→ EXERCISE DIRECTIONS
Leave out the pictures; transcribe all else exactly.

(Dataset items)
┌──

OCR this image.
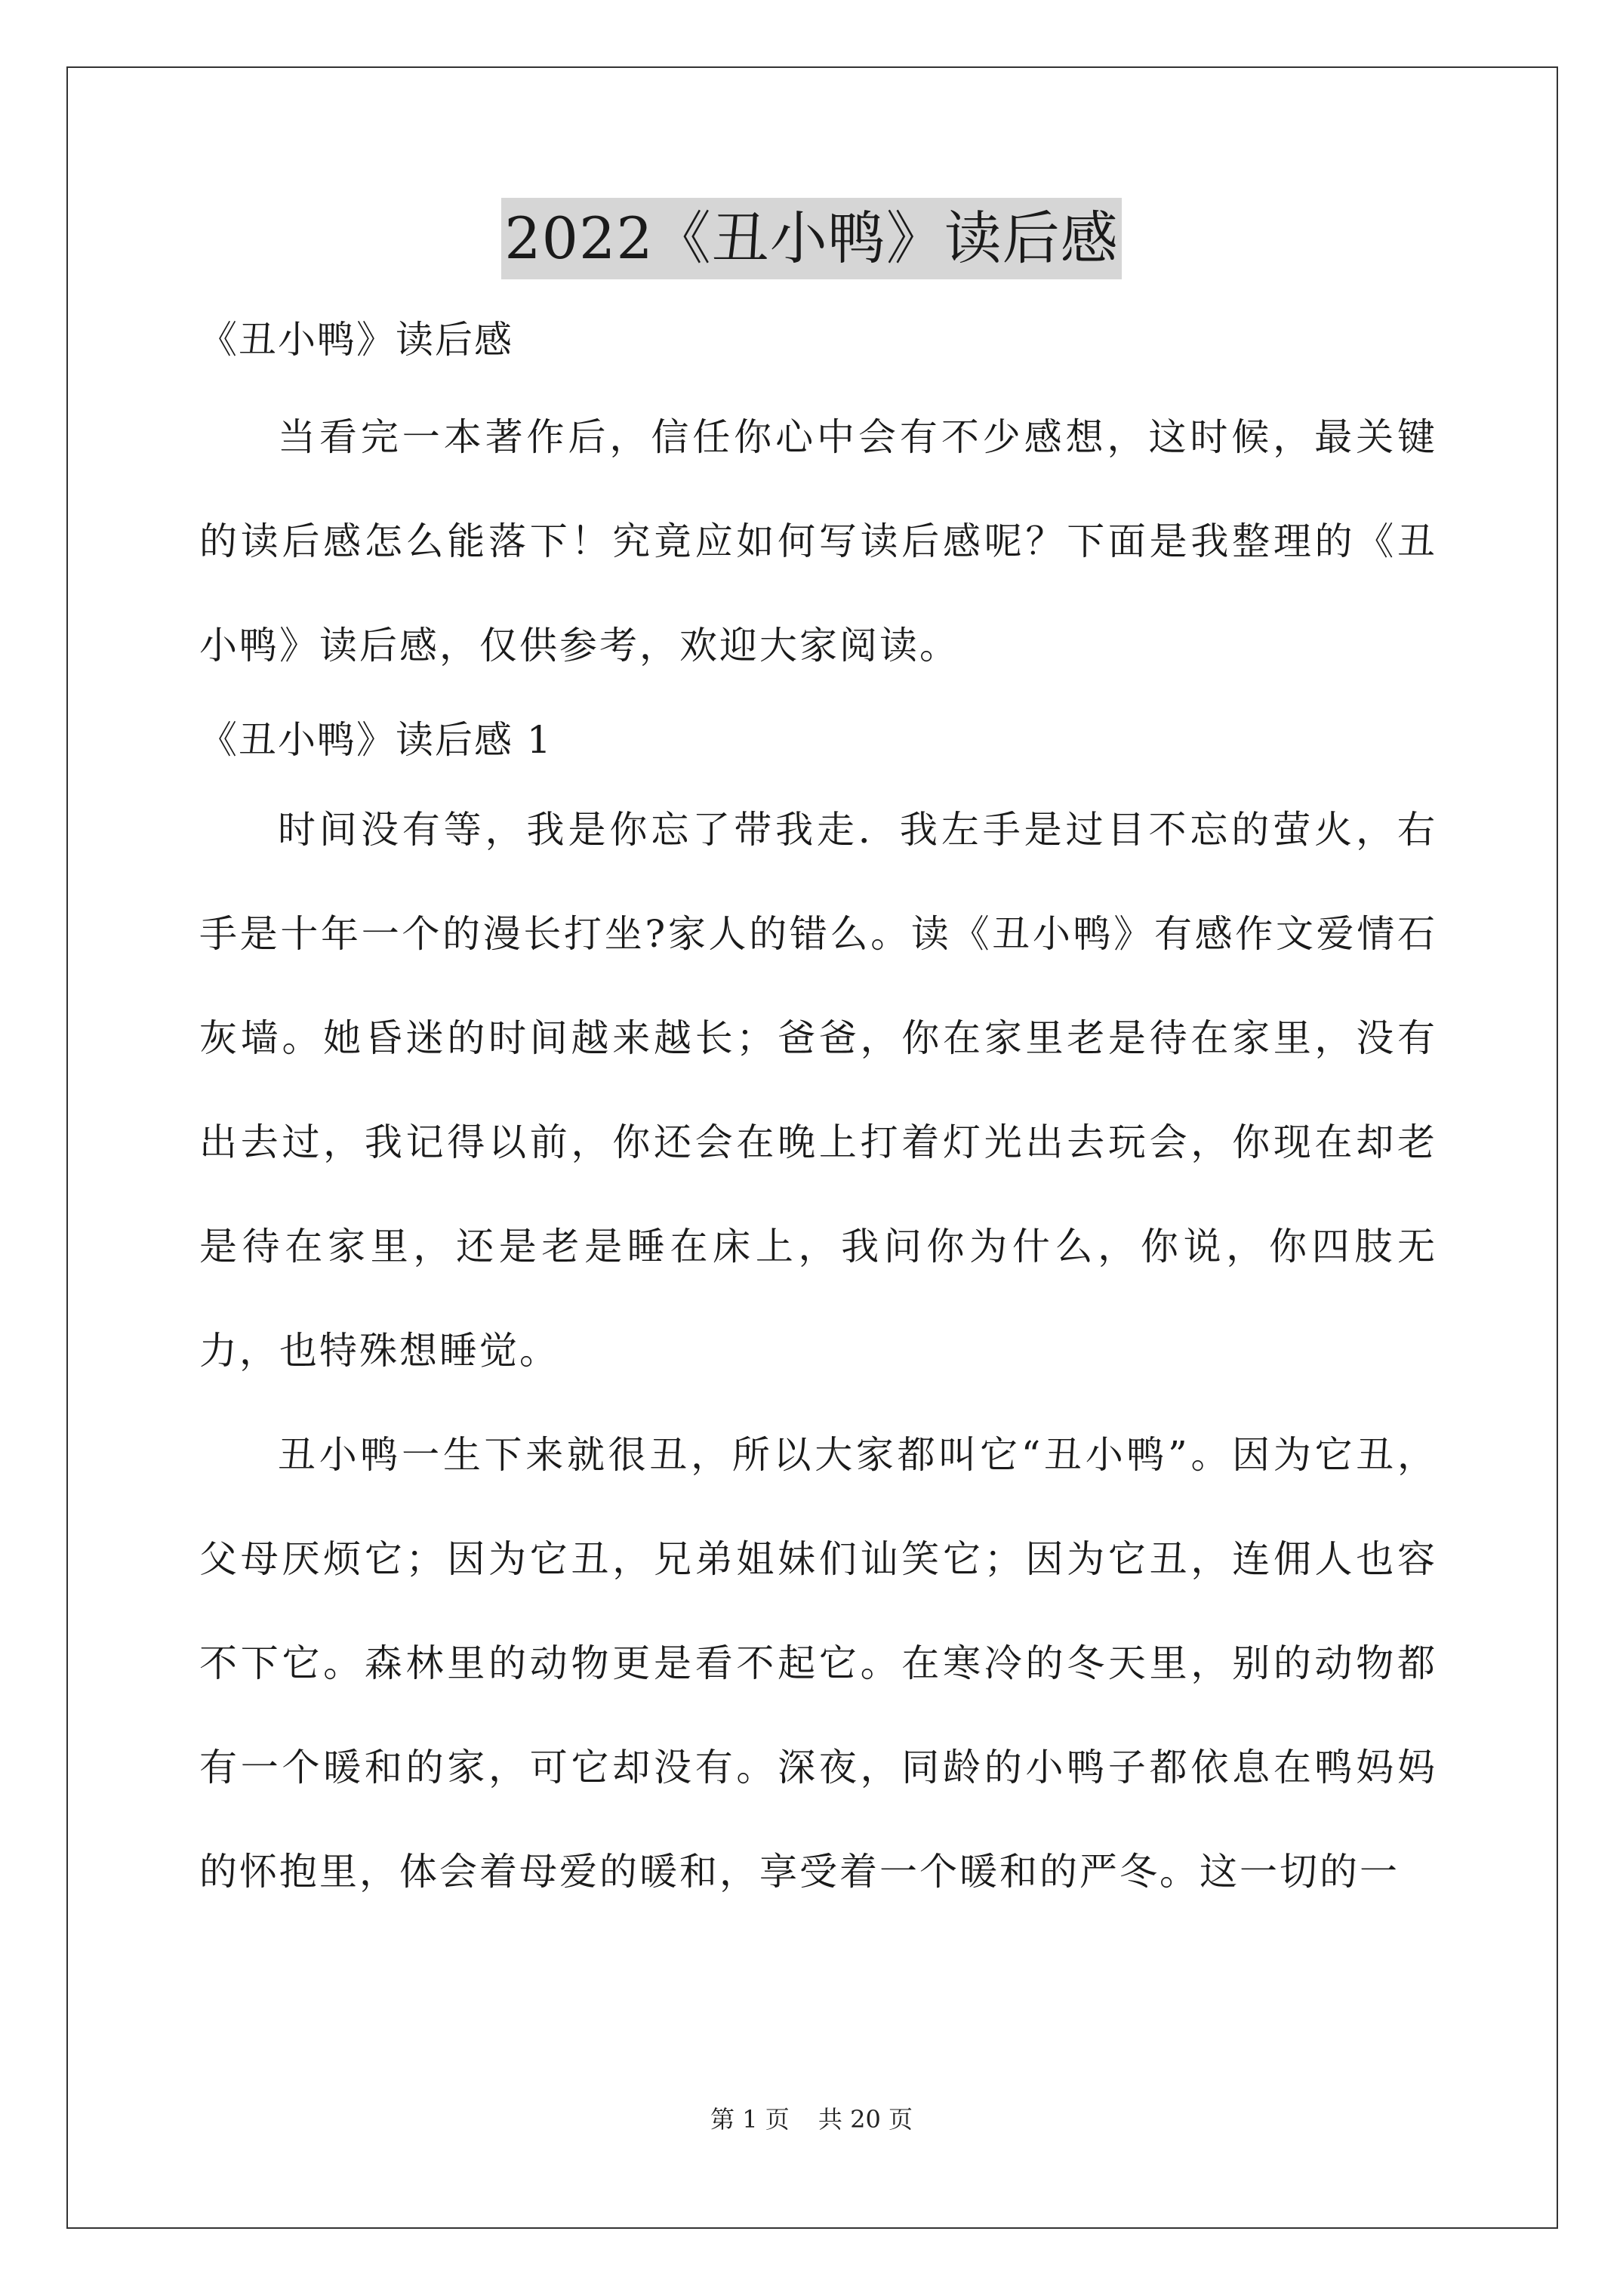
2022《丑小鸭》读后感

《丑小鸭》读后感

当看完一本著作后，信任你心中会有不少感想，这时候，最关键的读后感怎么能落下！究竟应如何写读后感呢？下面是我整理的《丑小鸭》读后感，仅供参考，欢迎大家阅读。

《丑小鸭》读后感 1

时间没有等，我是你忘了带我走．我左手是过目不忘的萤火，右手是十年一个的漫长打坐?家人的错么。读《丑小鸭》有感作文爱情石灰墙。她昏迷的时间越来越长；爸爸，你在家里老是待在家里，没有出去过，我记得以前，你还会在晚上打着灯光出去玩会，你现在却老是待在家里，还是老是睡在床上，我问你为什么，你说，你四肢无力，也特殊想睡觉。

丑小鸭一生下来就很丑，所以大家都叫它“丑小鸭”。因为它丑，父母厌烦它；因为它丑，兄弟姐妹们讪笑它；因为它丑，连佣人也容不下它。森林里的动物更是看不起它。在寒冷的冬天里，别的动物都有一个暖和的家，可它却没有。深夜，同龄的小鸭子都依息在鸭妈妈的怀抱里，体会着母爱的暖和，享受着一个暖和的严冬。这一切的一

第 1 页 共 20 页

└──

→ SOLUTION TO THE EXERCISE
OCR this image.
2022《丑小鸭》读后感

《丑小鸭》读后感

当看完一本著作后，信任你心中会有不少感想，这时候，最关键的读后感怎么能落下！究竟应如何写读后感呢？下面是我整理的《丑小鸭》读后感，仅供参考，欢迎大家阅读。

《丑小鸭》读后感 1

时间没有等，我是你忘了带我走．我左手是过目不忘的萤火，右手是十年一个的漫长打坐?家人的错么。读《丑小鸭》有感作文爱情石灰墙。她昏迷的时间越来越长；爸爸，你在家里老是待在家里，没有出去过，我记得以前，你还会在晚上打着灯光出去玩会，你现在却老是待在家里，还是老是睡在床上，我问你为什么，你说，你四肢无力，也特殊想睡觉。

丑小鸭一生下来就很丑，所以大家都叫它“丑小鸭”。因为它丑，父母厌烦它；因为它丑，兄弟姐妹们讪笑它；因为它丑，连佣人也容不下它。森林里的动物更是看不起它。在寒冷的冬天里，别的动物都有一个暖和的家，可它却没有。深夜，同龄的小鸭子都依息在鸭妈妈的怀抱里，体会着母爱的暖和，享受着一个暖和的严冬。这一切的一

第 1 页 共 20 页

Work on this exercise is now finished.